[Saved entries]
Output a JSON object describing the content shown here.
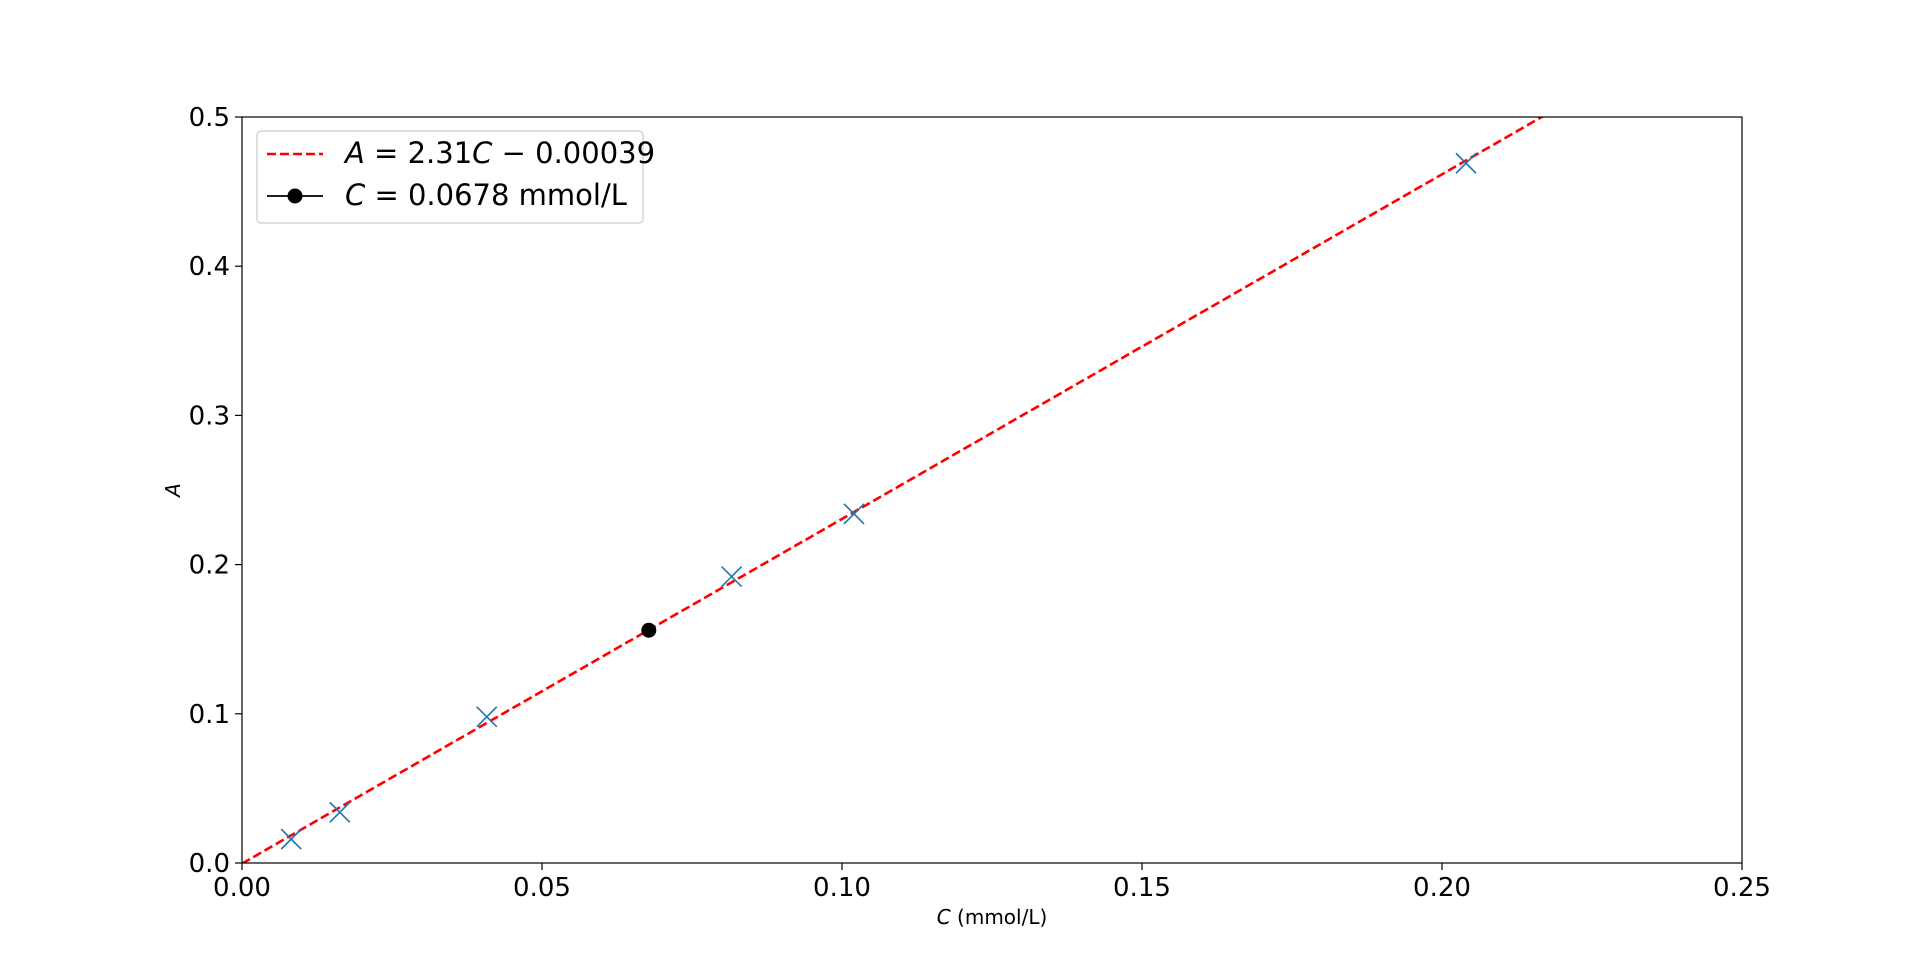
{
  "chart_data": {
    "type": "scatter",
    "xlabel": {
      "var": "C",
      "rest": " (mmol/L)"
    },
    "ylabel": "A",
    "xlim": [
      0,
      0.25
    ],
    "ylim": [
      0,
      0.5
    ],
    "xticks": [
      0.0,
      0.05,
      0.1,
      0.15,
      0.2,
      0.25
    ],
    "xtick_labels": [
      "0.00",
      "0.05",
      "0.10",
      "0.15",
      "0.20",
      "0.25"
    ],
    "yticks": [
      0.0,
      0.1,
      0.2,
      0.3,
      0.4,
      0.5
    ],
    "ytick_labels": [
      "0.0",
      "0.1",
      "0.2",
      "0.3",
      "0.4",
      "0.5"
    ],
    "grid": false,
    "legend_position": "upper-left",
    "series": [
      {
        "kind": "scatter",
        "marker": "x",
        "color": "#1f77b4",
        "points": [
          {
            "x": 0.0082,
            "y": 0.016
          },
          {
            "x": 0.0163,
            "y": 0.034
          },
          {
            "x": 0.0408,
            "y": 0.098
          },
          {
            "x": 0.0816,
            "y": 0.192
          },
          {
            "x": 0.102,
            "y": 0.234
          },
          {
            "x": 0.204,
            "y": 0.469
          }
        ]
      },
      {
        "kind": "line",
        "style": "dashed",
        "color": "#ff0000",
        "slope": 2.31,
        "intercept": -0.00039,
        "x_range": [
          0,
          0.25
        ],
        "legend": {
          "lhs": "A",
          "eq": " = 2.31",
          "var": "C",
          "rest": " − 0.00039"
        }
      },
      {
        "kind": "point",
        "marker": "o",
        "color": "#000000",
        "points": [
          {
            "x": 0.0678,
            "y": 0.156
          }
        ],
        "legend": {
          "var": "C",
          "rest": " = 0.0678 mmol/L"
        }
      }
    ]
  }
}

● SET PROBLEM
Give the entries again without a single change, but with no pictures.

● RESULT
Output a JSON object describing the content shown here.
{
  "chart_data": {
    "type": "scatter",
    "xlabel": {
      "var": "C",
      "rest": " (mmol/L)"
    },
    "ylabel": "A",
    "xlim": [
      0,
      0.25
    ],
    "ylim": [
      0,
      0.5
    ],
    "xticks": [
      0.0,
      0.05,
      0.1,
      0.15,
      0.2,
      0.25
    ],
    "xtick_labels": [
      "0.00",
      "0.05",
      "0.10",
      "0.15",
      "0.20",
      "0.25"
    ],
    "yticks": [
      0.0,
      0.1,
      0.2,
      0.3,
      0.4,
      0.5
    ],
    "ytick_labels": [
      "0.0",
      "0.1",
      "0.2",
      "0.3",
      "0.4",
      "0.5"
    ],
    "grid": false,
    "legend_position": "upper-left",
    "series": [
      {
        "kind": "scatter",
        "marker": "x",
        "color": "#1f77b4",
        "points": [
          {
            "x": 0.0082,
            "y": 0.016
          },
          {
            "x": 0.0163,
            "y": 0.034
          },
          {
            "x": 0.0408,
            "y": 0.098
          },
          {
            "x": 0.0816,
            "y": 0.192
          },
          {
            "x": 0.102,
            "y": 0.234
          },
          {
            "x": 0.204,
            "y": 0.469
          }
        ]
      },
      {
        "kind": "line",
        "style": "dashed",
        "color": "#ff0000",
        "slope": 2.31,
        "intercept": -0.00039,
        "x_range": [
          0,
          0.25
        ],
        "legend": {
          "lhs": "A",
          "eq": " = 2.31",
          "var": "C",
          "rest": " − 0.00039"
        }
      },
      {
        "kind": "point",
        "marker": "o",
        "color": "#000000",
        "points": [
          {
            "x": 0.0678,
            "y": 0.156
          }
        ],
        "legend": {
          "var": "C",
          "rest": " = 0.0678 mmol/L"
        }
      }
    ]
  }
}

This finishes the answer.